## GOAL:
Everything in the listing should be restated word for word.

## Dataset entries:
....

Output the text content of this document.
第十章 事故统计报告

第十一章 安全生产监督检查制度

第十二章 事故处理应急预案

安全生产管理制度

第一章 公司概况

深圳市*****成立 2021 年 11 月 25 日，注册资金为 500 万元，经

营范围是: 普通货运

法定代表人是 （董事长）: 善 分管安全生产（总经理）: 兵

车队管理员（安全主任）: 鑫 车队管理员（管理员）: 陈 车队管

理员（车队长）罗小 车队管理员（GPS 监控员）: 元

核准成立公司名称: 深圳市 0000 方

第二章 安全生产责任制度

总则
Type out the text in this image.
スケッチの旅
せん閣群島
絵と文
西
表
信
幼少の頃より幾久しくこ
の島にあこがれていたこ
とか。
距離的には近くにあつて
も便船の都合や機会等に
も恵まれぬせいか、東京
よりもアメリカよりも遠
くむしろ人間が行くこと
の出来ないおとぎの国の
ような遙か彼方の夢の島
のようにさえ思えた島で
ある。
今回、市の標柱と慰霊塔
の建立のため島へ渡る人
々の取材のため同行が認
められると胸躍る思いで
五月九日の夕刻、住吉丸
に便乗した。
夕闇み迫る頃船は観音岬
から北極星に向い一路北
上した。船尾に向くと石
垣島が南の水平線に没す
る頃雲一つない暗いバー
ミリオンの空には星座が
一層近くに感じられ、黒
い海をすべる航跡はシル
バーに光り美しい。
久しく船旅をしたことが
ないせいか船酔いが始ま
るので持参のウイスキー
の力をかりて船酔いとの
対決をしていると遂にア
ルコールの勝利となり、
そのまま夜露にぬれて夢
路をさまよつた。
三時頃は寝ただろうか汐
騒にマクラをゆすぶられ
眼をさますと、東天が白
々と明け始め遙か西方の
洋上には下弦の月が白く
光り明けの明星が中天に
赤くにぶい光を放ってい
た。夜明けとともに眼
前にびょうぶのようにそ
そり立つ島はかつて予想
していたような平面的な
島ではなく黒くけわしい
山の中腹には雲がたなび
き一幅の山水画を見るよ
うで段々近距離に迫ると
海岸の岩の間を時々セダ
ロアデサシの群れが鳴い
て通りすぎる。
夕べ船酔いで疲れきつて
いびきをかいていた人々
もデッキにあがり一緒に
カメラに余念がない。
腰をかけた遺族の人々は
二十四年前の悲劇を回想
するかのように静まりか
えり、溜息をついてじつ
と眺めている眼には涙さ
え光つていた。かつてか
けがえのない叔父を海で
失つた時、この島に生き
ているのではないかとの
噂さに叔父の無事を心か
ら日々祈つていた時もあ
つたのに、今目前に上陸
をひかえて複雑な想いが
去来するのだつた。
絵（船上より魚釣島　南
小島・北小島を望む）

....

## TASK RESPONSE:
Output the text content of this document.
第十章 事故统计报告

第十一章 安全生产监督检查制度

第十二章 事故处理应急预案

安全生产管理制度

第一章 公司概况

深圳市*****成立 2021 年 11 月 25 日，注册资金为 500 万元，经

营范围是: 普通货运

法定代表人是 （董事长）: 善 分管安全生产（总经理）: 兵

车队管理员（安全主任）: 鑫 车队管理员（管理员）: 陈 车队管

理员（车队长）罗小 车队管理员（GPS 监控员）: 元

核准成立公司名称: 深圳市 0000 方

第二章 安全生产责任制度

总则
Type out the text in this image.
スケッチの旅
せん閣群島
絵と文
西
表
信
幼少の頃より幾久しくこ
の島にあこがれていたこ
とか。
距離的には近くにあつて
も便船の都合や機会等に
も恵まれぬせいか、東京
よりもアメリカよりも遠
くむしろ人間が行くこと
の出来ないおとぎの国の
ような遙か彼方の夢の島
のようにさえ思えた島で
ある。
今回、市の標柱と慰霊塔
の建立のため島へ渡る人
々の取材のため同行が認
められると胸躍る思いで
五月九日の夕刻、住吉丸
に便乗した。
夕闇み迫る頃船は観音岬
から北極星に向い一路北
上した。船尾に向くと石
垣島が南の水平線に没す
る頃雲一つない暗いバー
ミリオンの空には星座が
一層近くに感じられ、黒
い海をすべる航跡はシル
バーに光り美しい。
久しく船旅をしたことが
ないせいか船酔いが始ま
るので持参のウイスキー
の力をかりて船酔いとの
対決をしていると遂にア
ルコールの勝利となり、
そのまま夜露にぬれて夢
路をさまよつた。
三時頃は寝ただろうか汐
騒にマクラをゆすぶられ
眼をさますと、東天が白
々と明け始め遙か西方の
洋上には下弦の月が白く
光り明けの明星が中天に
赤くにぶい光を放ってい
た。夜明けとともに眼
前にびょうぶのようにそ
そり立つ島はかつて予想
していたような平面的な
島ではなく黒くけわしい
山の中腹には雲がたなび
き一幅の山水画を見るよ
うで段々近距離に迫ると
海岸の岩の間を時々セダ
ロアデサシの群れが鳴い
て通りすぎる。
夕べ船酔いで疲れきつて
いびきをかいていた人々
もデッキにあがり一緒に
カメラに余念がない。
腰をかけた遺族の人々は
二十四年前の悲劇を回想
するかのように静まりか
えり、溜息をついてじつ
と眺めている眼には涙さ
え光つていた。かつてか
けがえのない叔父を海で
失つた時、この島に生き
ているのではないかとの
噂さに叔父の無事を心か
ら日々祈つていた時もあ
つたのに、今目前に上陸
をひかえて複雑な想いが
去来するのだつた。
絵（船上より魚釣島　南
小島・北小島を望む）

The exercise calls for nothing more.